### [INFORMATION GIVEN]
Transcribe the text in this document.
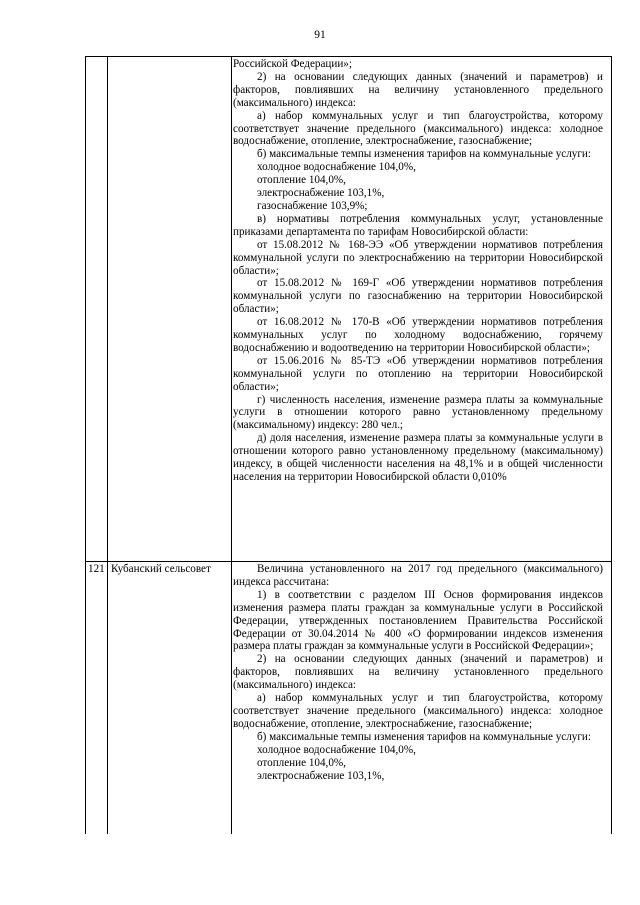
91

Российской Федерации»;

2) на основании следующих данных (значений и параметров) и факторов, повлиявших на величину установленного предельного (максимального) индекса:

а) набор коммунальных услуг и тип благоустройства, которому соответствует значение предельного (максимального) индекса: холодное водоснабжение, отопление, электроснабжение, газоснабжение;

б) максимальные темпы изменения тарифов на коммунальные услуги:

холодное водоснабжение 104,0%,

отопление 104,0%,

электроснабжение 103,1%,

газоснабжение 103,9%;

в) нормативы потребления коммунальных услуг, установленные приказами департамента по тарифам Новосибирской области:

от 15.08.2012 № 168-ЭЭ «Об утверждении нормативов потребления коммунальной услуги по электроснабжению на территории Новосибирской области»;

от 15.08.2012 № 169-Г «Об утверждении нормативов потребления коммунальной услуги по газоснабжению на территории Новосибирской области»;

от 16.08.2012 № 170-В «Об утверждении нормативов потребления коммунальных услуг по холодному водоснабжению, горячему водоснабжению и водоотведению на территории Новосибирской области»;

от 15.06.2016 № 85-ТЭ «Об утверждении нормативов потребления коммунальной услуги по отоплению на территории Новосибирской области»;

г) численность населения, изменение размера платы за коммунальные услуги в отношении которого равно установленному предельному (максимальному) индексу: 280 чел.;

д) доля населения, изменение размера платы за коммунальные услуги в отношении которого равно установленному предельному (максимальному) индексу, в общей численности населения на 48,1% и в общей численности населения на территории Новосибирской области 0,010%

121 Кубанский сельсовет	Величина установленного на 2017 год предельного (максимального) индекса рассчитана:

1) в соответствии с разделом III Основ формирования индексов изменения размера платы граждан за коммунальные услуги в Российской Федерации, утвержденных постановлением Правительства Российской Федерации от 30.04.2014 № 400 «О формировании индексов изменения размера платы граждан за коммунальные услуги в Российской Федерации»;

2) на основании следующих данных (значений и параметров) и факторов, повлиявших на величину установленного предельного (максимального) индекса:

а) набор коммунальных услуг и тип благоустройства, которому соответствует значение предельного (максимального) индекса: холодное водоснабжение, отопление, электроснабжение, газоснабжение;

б) максимальные темпы изменения тарифов на коммунальные услуги:

холодное водоснабжение 104,0%,

отопление 104,0%,

электроснабжение 103,1%,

### [REQUIREMENTS]
Write the entries above out again exactly, but not the pictures.

### [WRITTEN ANSWER]
Transcribe the text in this document.
91

Российской Федерации»;

2) на основании следующих данных (значений и параметров) и факторов, повлиявших на величину установленного предельного (максимального) индекса:

а) набор коммунальных услуг и тип благоустройства, которому соответствует значение предельного (максимального) индекса: холодное водоснабжение, отопление, электроснабжение, газоснабжение;

б) максимальные темпы изменения тарифов на коммунальные услуги:

холодное водоснабжение 104,0%,

отопление 104,0%,

электроснабжение 103,1%,

газоснабжение 103,9%;

в) нормативы потребления коммунальных услуг, установленные приказами департамента по тарифам Новосибирской области:

от 15.08.2012 № 168-ЭЭ «Об утверждении нормативов потребления коммунальной услуги по электроснабжению на территории Новосибирской области»;

от 15.08.2012 № 169-Г «Об утверждении нормативов потребления коммунальной услуги по газоснабжению на территории Новосибирской области»;

от 16.08.2012 № 170-В «Об утверждении нормативов потребления коммунальных услуг по холодному водоснабжению, горячему водоснабжению и водоотведению на территории Новосибирской области»;

от 15.06.2016 № 85-ТЭ «Об утверждении нормативов потребления коммунальной услуги по отоплению на территории Новосибирской области»;

г) численность населения, изменение размера платы за коммунальные услуги в отношении которого равно установленному предельному (максимальному) индексу: 280 чел.;

д) доля населения, изменение размера платы за коммунальные услуги в отношении которого равно установленному предельному (максимальному) индексу, в общей численности населения на 48,1% и в общей численности населения на территории Новосибирской области 0,010%

121 Кубанский сельсовет	Величина установленного на 2017 год предельного (максимального) индекса рассчитана:

1) в соответствии с разделом III Основ формирования индексов изменения размера платы граждан за коммунальные услуги в Российской Федерации, утвержденных постановлением Правительства Российской Федерации от 30.04.2014 № 400 «О формировании индексов изменения размера платы граждан за коммунальные услуги в Российской Федерации»;

2) на основании следующих данных (значений и параметров) и факторов, повлиявших на величину установленного предельного (максимального) индекса:

а) набор коммунальных услуг и тип благоустройства, которому соответствует значение предельного (максимального) индекса: холодное водоснабжение, отопление, электроснабжение, газоснабжение;

б) максимальные темпы изменения тарифов на коммунальные услуги:

холодное водоснабжение 104,0%,

отопление 104,0%,

электроснабжение 103,1%,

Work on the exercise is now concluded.